Figure record extracts:
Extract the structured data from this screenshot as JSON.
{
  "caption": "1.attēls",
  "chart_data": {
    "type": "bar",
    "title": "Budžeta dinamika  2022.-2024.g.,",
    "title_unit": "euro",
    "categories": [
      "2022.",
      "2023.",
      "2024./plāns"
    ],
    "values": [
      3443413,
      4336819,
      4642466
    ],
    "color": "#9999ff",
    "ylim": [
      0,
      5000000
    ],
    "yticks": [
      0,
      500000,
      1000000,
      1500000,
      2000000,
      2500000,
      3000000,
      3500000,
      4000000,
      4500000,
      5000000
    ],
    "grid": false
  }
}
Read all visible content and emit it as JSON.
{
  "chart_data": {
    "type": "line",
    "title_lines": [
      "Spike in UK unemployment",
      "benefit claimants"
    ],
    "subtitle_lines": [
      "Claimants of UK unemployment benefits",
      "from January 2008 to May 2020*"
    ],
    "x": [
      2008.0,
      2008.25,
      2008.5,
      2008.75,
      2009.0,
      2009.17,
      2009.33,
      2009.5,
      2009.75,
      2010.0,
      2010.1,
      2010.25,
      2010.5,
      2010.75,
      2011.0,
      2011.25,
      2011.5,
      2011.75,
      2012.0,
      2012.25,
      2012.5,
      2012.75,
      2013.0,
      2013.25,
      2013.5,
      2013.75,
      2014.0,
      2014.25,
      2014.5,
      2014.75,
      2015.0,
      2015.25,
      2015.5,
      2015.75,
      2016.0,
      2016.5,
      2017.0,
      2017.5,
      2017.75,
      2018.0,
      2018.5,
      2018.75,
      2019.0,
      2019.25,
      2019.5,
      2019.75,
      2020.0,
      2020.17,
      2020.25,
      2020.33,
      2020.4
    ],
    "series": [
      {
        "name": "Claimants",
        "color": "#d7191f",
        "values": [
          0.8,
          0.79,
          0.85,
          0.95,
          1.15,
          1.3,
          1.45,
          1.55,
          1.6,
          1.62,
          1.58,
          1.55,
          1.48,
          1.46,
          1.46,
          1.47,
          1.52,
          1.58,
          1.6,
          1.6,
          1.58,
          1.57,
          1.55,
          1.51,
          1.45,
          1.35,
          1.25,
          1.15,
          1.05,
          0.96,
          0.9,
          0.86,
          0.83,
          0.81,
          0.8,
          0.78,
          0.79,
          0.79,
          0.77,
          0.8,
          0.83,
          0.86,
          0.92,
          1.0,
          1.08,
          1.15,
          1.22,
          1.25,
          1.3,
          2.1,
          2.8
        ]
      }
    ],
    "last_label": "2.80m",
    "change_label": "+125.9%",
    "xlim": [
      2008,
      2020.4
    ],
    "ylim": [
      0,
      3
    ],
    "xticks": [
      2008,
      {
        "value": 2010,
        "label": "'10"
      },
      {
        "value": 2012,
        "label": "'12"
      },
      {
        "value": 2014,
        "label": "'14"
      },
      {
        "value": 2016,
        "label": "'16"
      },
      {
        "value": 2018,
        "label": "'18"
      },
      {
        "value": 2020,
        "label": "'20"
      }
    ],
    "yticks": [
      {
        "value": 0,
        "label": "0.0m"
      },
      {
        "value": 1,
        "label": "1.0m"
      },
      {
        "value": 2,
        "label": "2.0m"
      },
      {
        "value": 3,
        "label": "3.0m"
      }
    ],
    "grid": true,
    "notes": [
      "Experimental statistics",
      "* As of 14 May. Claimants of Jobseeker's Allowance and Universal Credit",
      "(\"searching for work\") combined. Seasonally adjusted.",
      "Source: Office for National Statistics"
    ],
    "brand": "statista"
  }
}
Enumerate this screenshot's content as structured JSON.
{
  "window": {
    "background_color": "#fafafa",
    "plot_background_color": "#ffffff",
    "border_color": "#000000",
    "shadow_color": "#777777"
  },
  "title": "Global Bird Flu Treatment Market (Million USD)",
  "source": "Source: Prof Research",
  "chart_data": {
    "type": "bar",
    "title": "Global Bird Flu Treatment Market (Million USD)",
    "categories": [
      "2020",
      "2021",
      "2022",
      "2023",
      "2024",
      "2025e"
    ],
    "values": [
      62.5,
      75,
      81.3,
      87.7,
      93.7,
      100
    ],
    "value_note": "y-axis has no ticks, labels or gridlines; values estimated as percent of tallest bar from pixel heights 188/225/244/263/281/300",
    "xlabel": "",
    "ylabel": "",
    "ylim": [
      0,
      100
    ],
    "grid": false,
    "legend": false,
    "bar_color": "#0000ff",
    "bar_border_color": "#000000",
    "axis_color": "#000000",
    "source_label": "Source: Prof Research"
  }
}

> _Do this_: Please repeat all the records above exactly as they appear.

> _Answer to this task_:
Extract the structured data from this screenshot as JSON.
{
  "caption": "1.attēls",
  "chart_data": {
    "type": "bar",
    "title": "Budžeta dinamika  2022.-2024.g.,",
    "title_unit": "euro",
    "categories": [
      "2022.",
      "2023.",
      "2024./plāns"
    ],
    "values": [
      3443413,
      4336819,
      4642466
    ],
    "color": "#9999ff",
    "ylim": [
      0,
      5000000
    ],
    "yticks": [
      0,
      500000,
      1000000,
      1500000,
      2000000,
      2500000,
      3000000,
      3500000,
      4000000,
      4500000,
      5000000
    ],
    "grid": false
  }
}
Read all visible content and emit it as JSON.
{
  "chart_data": {
    "type": "line",
    "title_lines": [
      "Spike in UK unemployment",
      "benefit claimants"
    ],
    "subtitle_lines": [
      "Claimants of UK unemployment benefits",
      "from January 2008 to May 2020*"
    ],
    "x": [
      2008.0,
      2008.25,
      2008.5,
      2008.75,
      2009.0,
      2009.17,
      2009.33,
      2009.5,
      2009.75,
      2010.0,
      2010.1,
      2010.25,
      2010.5,
      2010.75,
      2011.0,
      2011.25,
      2011.5,
      2011.75,
      2012.0,
      2012.25,
      2012.5,
      2012.75,
      2013.0,
      2013.25,
      2013.5,
      2013.75,
      2014.0,
      2014.25,
      2014.5,
      2014.75,
      2015.0,
      2015.25,
      2015.5,
      2015.75,
      2016.0,
      2016.5,
      2017.0,
      2017.5,
      2017.75,
      2018.0,
      2018.5,
      2018.75,
      2019.0,
      2019.25,
      2019.5,
      2019.75,
      2020.0,
      2020.17,
      2020.25,
      2020.33,
      2020.4
    ],
    "series": [
      {
        "name": "Claimants",
        "color": "#d7191f",
        "values": [
          0.8,
          0.79,
          0.85,
          0.95,
          1.15,
          1.3,
          1.45,
          1.55,
          1.6,
          1.62,
          1.58,
          1.55,
          1.48,
          1.46,
          1.46,
          1.47,
          1.52,
          1.58,
          1.6,
          1.6,
          1.58,
          1.57,
          1.55,
          1.51,
          1.45,
          1.35,
          1.25,
          1.15,
          1.05,
          0.96,
          0.9,
          0.86,
          0.83,
          0.81,
          0.8,
          0.78,
          0.79,
          0.79,
          0.77,
          0.8,
          0.83,
          0.86,
          0.92,
          1.0,
          1.08,
          1.15,
          1.22,
          1.25,
          1.3,
          2.1,
          2.8
        ]
      }
    ],
    "last_label": "2.80m",
    "change_label": "+125.9%",
    "xlim": [
      2008,
      2020.4
    ],
    "ylim": [
      0,
      3
    ],
    "xticks": [
      2008,
      {
        "value": 2010,
        "label": "'10"
      },
      {
        "value": 2012,
        "label": "'12"
      },
      {
        "value": 2014,
        "label": "'14"
      },
      {
        "value": 2016,
        "label": "'16"
      },
      {
        "value": 2018,
        "label": "'18"
      },
      {
        "value": 2020,
        "label": "'20"
      }
    ],
    "yticks": [
      {
        "value": 0,
        "label": "0.0m"
      },
      {
        "value": 1,
        "label": "1.0m"
      },
      {
        "value": 2,
        "label": "2.0m"
      },
      {
        "value": 3,
        "label": "3.0m"
      }
    ],
    "grid": true,
    "notes": [
      "Experimental statistics",
      "* As of 14 May. Claimants of Jobseeker's Allowance and Universal Credit",
      "(\"searching for work\") combined. Seasonally adjusted.",
      "Source: Office for National Statistics"
    ],
    "brand": "statista"
  }
}
Enumerate this screenshot's content as structured JSON.
{
  "window": {
    "background_color": "#fafafa",
    "plot_background_color": "#ffffff",
    "border_color": "#000000",
    "shadow_color": "#777777"
  },
  "title": "Global Bird Flu Treatment Market (Million USD)",
  "source": "Source: Prof Research",
  "chart_data": {
    "type": "bar",
    "title": "Global Bird Flu Treatment Market (Million USD)",
    "categories": [
      "2020",
      "2021",
      "2022",
      "2023",
      "2024",
      "2025e"
    ],
    "values": [
      62.5,
      75,
      81.3,
      87.7,
      93.7,
      100
    ],
    "value_note": "y-axis has no ticks, labels or gridlines; values estimated as percent of tallest bar from pixel heights 188/225/244/263/281/300",
    "xlabel": "",
    "ylabel": "",
    "ylim": [
      0,
      100
    ],
    "grid": false,
    "legend": false,
    "bar_color": "#0000ff",
    "bar_border_color": "#000000",
    "axis_color": "#000000",
    "source_label": "Source: Prof Research"
  }
}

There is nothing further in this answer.